Stored entries ->
==================================================

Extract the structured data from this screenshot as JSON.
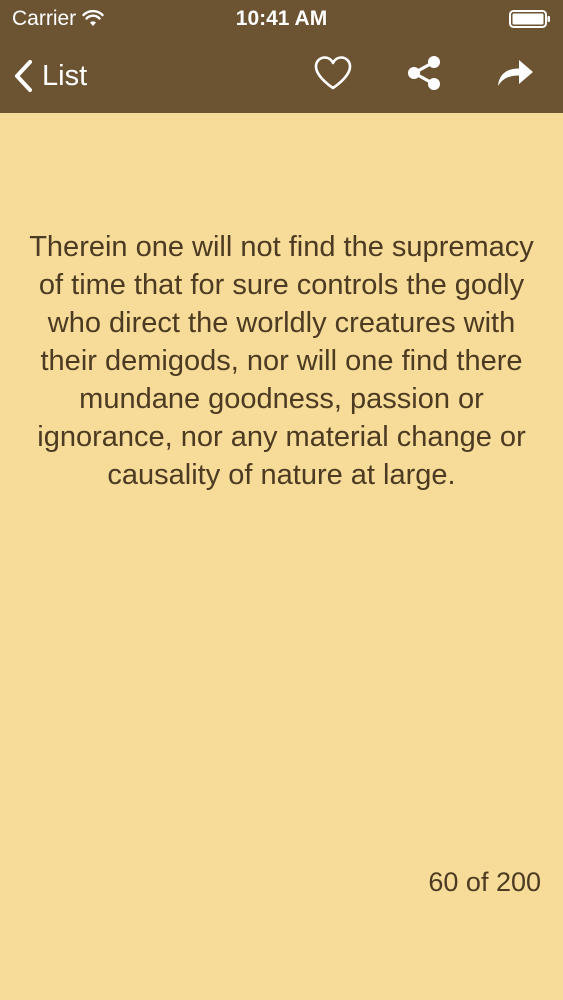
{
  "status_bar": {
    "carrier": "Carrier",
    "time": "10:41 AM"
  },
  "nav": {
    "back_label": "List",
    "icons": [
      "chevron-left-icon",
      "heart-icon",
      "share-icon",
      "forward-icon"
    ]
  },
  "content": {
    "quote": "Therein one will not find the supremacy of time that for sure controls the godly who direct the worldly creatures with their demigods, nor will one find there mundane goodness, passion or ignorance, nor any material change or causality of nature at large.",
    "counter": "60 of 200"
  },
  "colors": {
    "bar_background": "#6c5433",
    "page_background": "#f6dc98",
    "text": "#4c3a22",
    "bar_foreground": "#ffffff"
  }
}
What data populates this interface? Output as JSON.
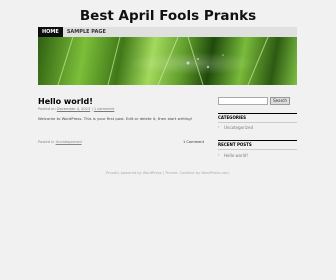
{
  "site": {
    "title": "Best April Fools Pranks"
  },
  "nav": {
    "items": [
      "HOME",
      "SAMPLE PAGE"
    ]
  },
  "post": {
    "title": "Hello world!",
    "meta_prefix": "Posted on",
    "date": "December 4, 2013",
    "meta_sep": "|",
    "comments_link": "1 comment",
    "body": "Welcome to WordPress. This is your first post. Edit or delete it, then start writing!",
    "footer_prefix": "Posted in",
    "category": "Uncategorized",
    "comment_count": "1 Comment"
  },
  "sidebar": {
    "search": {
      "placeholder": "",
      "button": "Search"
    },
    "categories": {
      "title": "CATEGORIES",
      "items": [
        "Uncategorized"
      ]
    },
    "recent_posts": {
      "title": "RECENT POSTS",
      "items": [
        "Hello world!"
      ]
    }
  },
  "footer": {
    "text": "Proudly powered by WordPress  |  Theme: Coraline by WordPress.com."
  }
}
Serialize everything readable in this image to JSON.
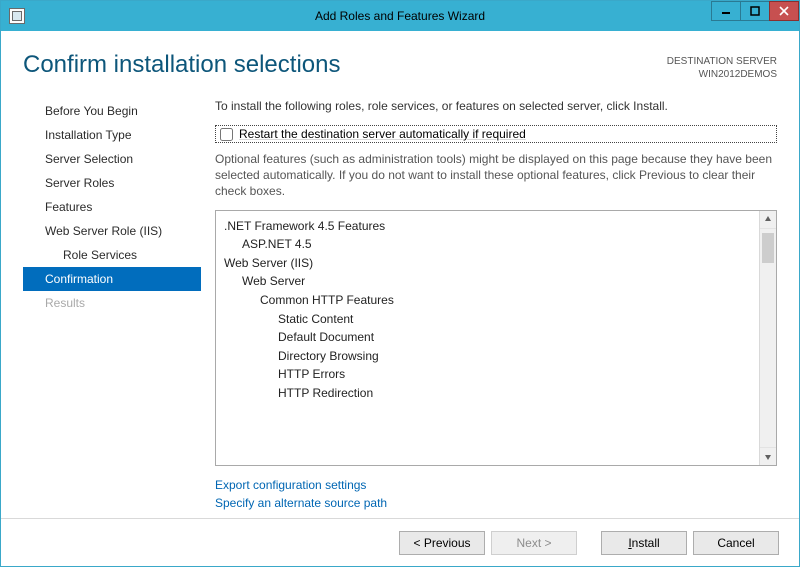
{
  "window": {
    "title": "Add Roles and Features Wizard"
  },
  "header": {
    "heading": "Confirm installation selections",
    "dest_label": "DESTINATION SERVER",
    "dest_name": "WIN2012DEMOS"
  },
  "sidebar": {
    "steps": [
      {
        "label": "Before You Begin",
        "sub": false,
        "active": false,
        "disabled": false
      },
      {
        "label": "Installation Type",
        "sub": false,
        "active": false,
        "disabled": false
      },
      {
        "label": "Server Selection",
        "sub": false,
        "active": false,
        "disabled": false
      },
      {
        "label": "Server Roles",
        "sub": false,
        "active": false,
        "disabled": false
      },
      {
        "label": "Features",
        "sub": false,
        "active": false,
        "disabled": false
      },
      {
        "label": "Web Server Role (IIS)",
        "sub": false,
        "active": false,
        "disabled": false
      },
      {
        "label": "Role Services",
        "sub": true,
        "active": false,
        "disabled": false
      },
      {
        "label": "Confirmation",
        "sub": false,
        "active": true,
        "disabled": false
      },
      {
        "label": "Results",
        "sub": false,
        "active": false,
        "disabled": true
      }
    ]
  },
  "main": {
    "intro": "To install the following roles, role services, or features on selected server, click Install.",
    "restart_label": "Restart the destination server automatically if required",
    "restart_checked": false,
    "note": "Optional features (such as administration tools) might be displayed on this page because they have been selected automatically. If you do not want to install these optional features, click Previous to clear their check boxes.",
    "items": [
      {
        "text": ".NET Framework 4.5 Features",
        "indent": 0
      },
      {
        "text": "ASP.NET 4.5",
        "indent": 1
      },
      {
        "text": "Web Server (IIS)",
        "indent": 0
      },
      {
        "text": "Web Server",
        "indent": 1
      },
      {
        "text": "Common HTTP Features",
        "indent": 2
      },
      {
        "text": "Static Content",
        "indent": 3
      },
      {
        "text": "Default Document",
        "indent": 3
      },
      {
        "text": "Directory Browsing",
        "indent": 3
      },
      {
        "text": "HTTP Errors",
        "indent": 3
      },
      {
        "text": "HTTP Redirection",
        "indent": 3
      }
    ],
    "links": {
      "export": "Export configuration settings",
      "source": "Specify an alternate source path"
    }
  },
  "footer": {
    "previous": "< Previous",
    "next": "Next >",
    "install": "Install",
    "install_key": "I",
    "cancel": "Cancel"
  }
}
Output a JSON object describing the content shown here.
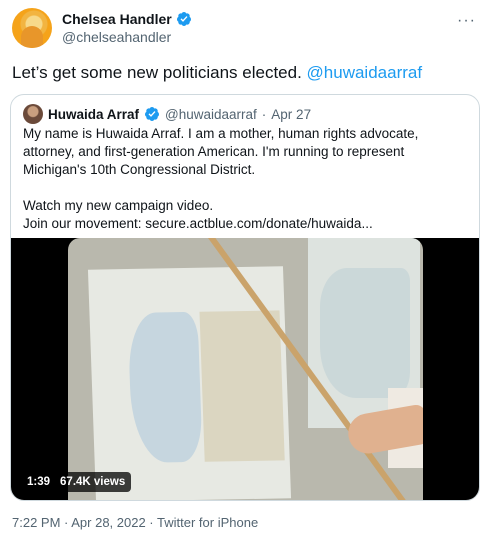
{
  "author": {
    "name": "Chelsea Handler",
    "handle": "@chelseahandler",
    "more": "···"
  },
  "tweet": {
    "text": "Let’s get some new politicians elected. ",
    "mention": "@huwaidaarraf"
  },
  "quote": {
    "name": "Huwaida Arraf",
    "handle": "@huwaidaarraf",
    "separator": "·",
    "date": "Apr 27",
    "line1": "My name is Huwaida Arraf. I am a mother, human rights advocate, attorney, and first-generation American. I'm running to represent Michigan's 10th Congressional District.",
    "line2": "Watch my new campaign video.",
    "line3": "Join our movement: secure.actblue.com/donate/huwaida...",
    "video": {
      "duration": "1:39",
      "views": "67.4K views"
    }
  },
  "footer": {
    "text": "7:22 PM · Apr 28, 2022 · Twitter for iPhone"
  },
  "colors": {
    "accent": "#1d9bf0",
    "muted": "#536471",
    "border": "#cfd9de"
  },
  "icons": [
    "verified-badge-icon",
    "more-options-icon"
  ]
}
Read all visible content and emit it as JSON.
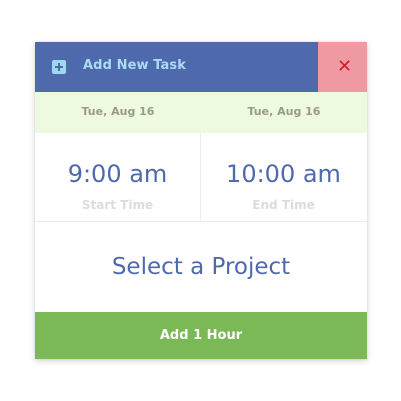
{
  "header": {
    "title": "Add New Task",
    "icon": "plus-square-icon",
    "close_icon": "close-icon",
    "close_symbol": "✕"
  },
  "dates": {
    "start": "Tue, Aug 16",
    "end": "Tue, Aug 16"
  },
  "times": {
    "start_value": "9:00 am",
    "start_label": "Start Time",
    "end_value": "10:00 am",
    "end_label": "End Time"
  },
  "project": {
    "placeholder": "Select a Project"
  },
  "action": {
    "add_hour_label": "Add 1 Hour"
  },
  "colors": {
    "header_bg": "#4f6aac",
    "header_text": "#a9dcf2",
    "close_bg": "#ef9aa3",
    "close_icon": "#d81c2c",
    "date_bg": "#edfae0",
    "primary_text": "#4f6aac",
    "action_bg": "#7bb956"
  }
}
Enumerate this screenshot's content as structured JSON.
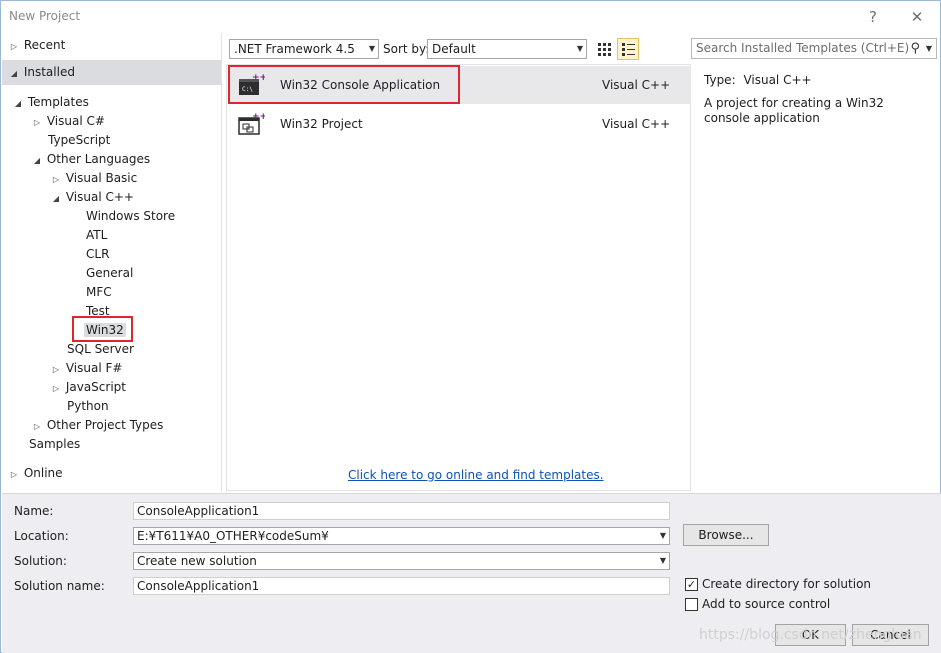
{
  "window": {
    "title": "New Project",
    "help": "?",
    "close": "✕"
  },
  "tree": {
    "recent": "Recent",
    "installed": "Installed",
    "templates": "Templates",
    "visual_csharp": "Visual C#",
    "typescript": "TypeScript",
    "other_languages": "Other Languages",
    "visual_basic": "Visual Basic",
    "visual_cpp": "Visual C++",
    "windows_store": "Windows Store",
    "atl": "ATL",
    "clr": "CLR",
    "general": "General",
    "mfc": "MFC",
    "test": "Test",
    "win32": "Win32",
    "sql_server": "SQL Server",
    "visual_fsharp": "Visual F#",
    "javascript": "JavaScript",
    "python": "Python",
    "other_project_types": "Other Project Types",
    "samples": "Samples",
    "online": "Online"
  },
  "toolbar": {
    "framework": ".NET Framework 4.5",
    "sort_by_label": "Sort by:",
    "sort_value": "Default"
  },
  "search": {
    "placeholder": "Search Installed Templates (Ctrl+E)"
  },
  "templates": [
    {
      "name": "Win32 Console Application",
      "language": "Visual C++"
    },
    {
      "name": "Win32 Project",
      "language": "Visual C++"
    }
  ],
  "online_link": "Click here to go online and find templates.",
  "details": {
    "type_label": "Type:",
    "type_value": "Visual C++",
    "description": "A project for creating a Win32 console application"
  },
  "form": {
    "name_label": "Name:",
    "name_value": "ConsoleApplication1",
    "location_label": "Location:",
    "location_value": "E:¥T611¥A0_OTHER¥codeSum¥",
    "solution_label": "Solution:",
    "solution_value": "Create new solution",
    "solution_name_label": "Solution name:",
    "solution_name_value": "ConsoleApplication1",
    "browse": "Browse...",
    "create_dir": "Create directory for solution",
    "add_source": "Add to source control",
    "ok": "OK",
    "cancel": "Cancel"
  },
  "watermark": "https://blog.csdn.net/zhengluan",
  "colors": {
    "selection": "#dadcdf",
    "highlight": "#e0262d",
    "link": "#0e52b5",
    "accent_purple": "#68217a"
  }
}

==================================================

WHAT YOU WILL DO -> Write out all the records again, exactly, minus any pictures.

ANSWER ->
Extract the structured data from this screenshot as JSON.
{
  "status_bar": {
    "carrier": "Carrier",
    "time": "10:41 AM"
  },
  "nav": {
    "back_label": "List",
    "icons": [
      "chevron-left-icon",
      "heart-icon",
      "share-icon",
      "forward-icon"
    ]
  },
  "content": {
    "quote": "Therein one will not find the supremacy of time that for sure controls the godly who direct the worldly creatures with their demigods, nor will one find there mundane goodness, passion or ignorance, nor any material change or causality of nature at large.",
    "counter": "60 of 200"
  },
  "colors": {
    "bar_background": "#6c5433",
    "page_background": "#f6dc98",
    "text": "#4c3a22",
    "bar_foreground": "#ffffff"
  }
}
What data populates this interface? Output as JSON.
{
  "site": {
    "title": "Best April Fools Pranks"
  },
  "nav": {
    "items": [
      "HOME",
      "SAMPLE PAGE"
    ]
  },
  "post": {
    "title": "Hello world!",
    "meta_prefix": "Posted on",
    "date": "December 4, 2013",
    "meta_sep": "|",
    "comments_link": "1 comment",
    "body": "Welcome to WordPress. This is your first post. Edit or delete it, then start writing!",
    "footer_prefix": "Posted in",
    "category": "Uncategorized",
    "comment_count": "1 Comment"
  },
  "sidebar": {
    "search": {
      "placeholder": "",
      "button": "Search"
    },
    "categories": {
      "title": "CATEGORIES",
      "items": [
        "Uncategorized"
      ]
    },
    "recent_posts": {
      "title": "RECENT POSTS",
      "items": [
        "Hello world!"
      ]
    }
  },
  "footer": {
    "text": "Proudly powered by WordPress  |  Theme: Coraline by WordPress.com."
  }
}
Serialize everything readable in this image to JSON.
{
  "window": {
    "title": "Add Roles and Features Wizard"
  },
  "header": {
    "heading": "Confirm installation selections",
    "dest_label": "DESTINATION SERVER",
    "dest_name": "WIN2012DEMOS"
  },
  "sidebar": {
    "steps": [
      {
        "label": "Before You Begin",
        "sub": false,
        "active": false,
        "disabled": false
      },
      {
        "label": "Installation Type",
        "sub": false,
        "active": false,
        "disabled": false
      },
      {
        "label": "Server Selection",
        "sub": false,
        "active": false,
        "disabled": false
      },
      {
        "label": "Server Roles",
        "sub": false,
        "active": false,
        "disabled": false
      },
      {
        "label": "Features",
        "sub": false,
        "active": false,
        "disabled": false
      },
      {
        "label": "Web Server Role (IIS)",
        "sub": false,
        "active": false,
        "disabled": false
      },
      {
        "label": "Role Services",
        "sub": true,
        "active": false,
        "disabled": false
      },
      {
        "label": "Confirmation",
        "sub": false,
        "active": true,
        "disabled": false
      },
      {
        "label": "Results",
        "sub": false,
        "active": false,
        "disabled": true
      }
    ]
  },
  "main": {
    "intro": "To install the following roles, role services, or features on selected server, click Install.",
    "restart_label": "Restart the destination server automatically if required",
    "restart_checked": false,
    "note": "Optional features (such as administration tools) might be displayed on this page because they have been selected automatically. If you do not want to install these optional features, click Previous to clear their check boxes.",
    "items": [
      {
        "text": ".NET Framework 4.5 Features",
        "indent": 0
      },
      {
        "text": "ASP.NET 4.5",
        "indent": 1
      },
      {
        "text": "Web Server (IIS)",
        "indent": 0
      },
      {
        "text": "Web Server",
        "indent": 1
      },
      {
        "text": "Common HTTP Features",
        "indent": 2
      },
      {
        "text": "Static Content",
        "indent": 3
      },
      {
        "text": "Default Document",
        "indent": 3
      },
      {
        "text": "Directory Browsing",
        "indent": 3
      },
      {
        "text": "HTTP Errors",
        "indent": 3
      },
      {
        "text": "HTTP Redirection",
        "indent": 3
      }
    ],
    "links": {
      "export": "Export configuration settings",
      "source": "Specify an alternate source path"
    }
  },
  "footer": {
    "previous": "< Previous",
    "next": "Next >",
    "install": "Install",
    "install_key": "I",
    "cancel": "Cancel"
  }
}
Output a JSON object describing the content shown here.
{
  "author": {
    "name": "Chelsea Handler",
    "handle": "@chelseahandler",
    "more": "···"
  },
  "tweet": {
    "text": "Let’s get some new politicians elected. ",
    "mention": "@huwaidaarraf"
  },
  "quote": {
    "name": "Huwaida Arraf",
    "handle": "@huwaidaarraf",
    "separator": "·",
    "date": "Apr 27",
    "line1": "My name is Huwaida Arraf. I am a mother, human rights advocate, attorney, and first-generation American. I'm running to represent Michigan's 10th Congressional District.",
    "line2": "Watch my new campaign video.",
    "line3": "Join our movement: secure.actblue.com/donate/huwaida...",
    "video": {
      "duration": "1:39",
      "views": "67.4K views"
    }
  },
  "footer": {
    "text": "7:22 PM · Apr 28, 2022 · Twitter for iPhone"
  },
  "colors": {
    "accent": "#1d9bf0",
    "muted": "#536471",
    "border": "#cfd9de"
  },
  "icons": [
    "verified-badge-icon",
    "more-options-icon"
  ]
}
Read all visible content and emit it as JSON.
{
  "header": {
    "title": "Add New Task",
    "icon": "plus-square-icon",
    "close_icon": "close-icon",
    "close_symbol": "✕"
  },
  "dates": {
    "start": "Tue, Aug 16",
    "end": "Tue, Aug 16"
  },
  "times": {
    "start_value": "9:00 am",
    "start_label": "Start Time",
    "end_value": "10:00 am",
    "end_label": "End Time"
  },
  "project": {
    "placeholder": "Select a Project"
  },
  "action": {
    "add_hour_label": "Add 1 Hour"
  },
  "colors": {
    "header_bg": "#4f6aac",
    "header_text": "#a9dcf2",
    "close_bg": "#ef9aa3",
    "close_icon": "#d81c2c",
    "date_bg": "#edfae0",
    "primary_text": "#4f6aac",
    "action_bg": "#7bb956"
  }
}
Enumerate this screenshot's content as structured JSON.
{
  "window": {
    "title": "New Project",
    "help": "?",
    "close": "✕"
  },
  "tree": {
    "recent": "Recent",
    "installed": "Installed",
    "templates": "Templates",
    "visual_csharp": "Visual C#",
    "typescript": "TypeScript",
    "other_languages": "Other Languages",
    "visual_basic": "Visual Basic",
    "visual_cpp": "Visual C++",
    "windows_store": "Windows Store",
    "atl": "ATL",
    "clr": "CLR",
    "general": "General",
    "mfc": "MFC",
    "test": "Test",
    "win32": "Win32",
    "sql_server": "SQL Server",
    "visual_fsharp": "Visual F#",
    "javascript": "JavaScript",
    "python": "Python",
    "other_project_types": "Other Project Types",
    "samples": "Samples",
    "online": "Online"
  },
  "toolbar": {
    "framework": ".NET Framework 4.5",
    "sort_by_label": "Sort by:",
    "sort_value": "Default"
  },
  "search": {
    "placeholder": "Search Installed Templates (Ctrl+E)"
  },
  "templates": [
    {
      "name": "Win32 Console Application",
      "language": "Visual C++"
    },
    {
      "name": "Win32 Project",
      "language": "Visual C++"
    }
  ],
  "online_link": "Click here to go online and find templates.",
  "details": {
    "type_label": "Type:",
    "type_value": "Visual C++",
    "description": "A project for creating a Win32 console application"
  },
  "form": {
    "name_label": "Name:",
    "name_value": "ConsoleApplication1",
    "location_label": "Location:",
    "location_value": "E:¥T611¥A0_OTHER¥codeSum¥",
    "solution_label": "Solution:",
    "solution_value": "Create new solution",
    "solution_name_label": "Solution name:",
    "solution_name_value": "ConsoleApplication1",
    "browse": "Browse...",
    "create_dir": "Create directory for solution",
    "add_source": "Add to source control",
    "ok": "OK",
    "cancel": "Cancel"
  },
  "watermark": "https://blog.csdn.net/zhengluan",
  "colors": {
    "selection": "#dadcdf",
    "highlight": "#e0262d",
    "link": "#0e52b5",
    "accent_purple": "#68217a"
  }
}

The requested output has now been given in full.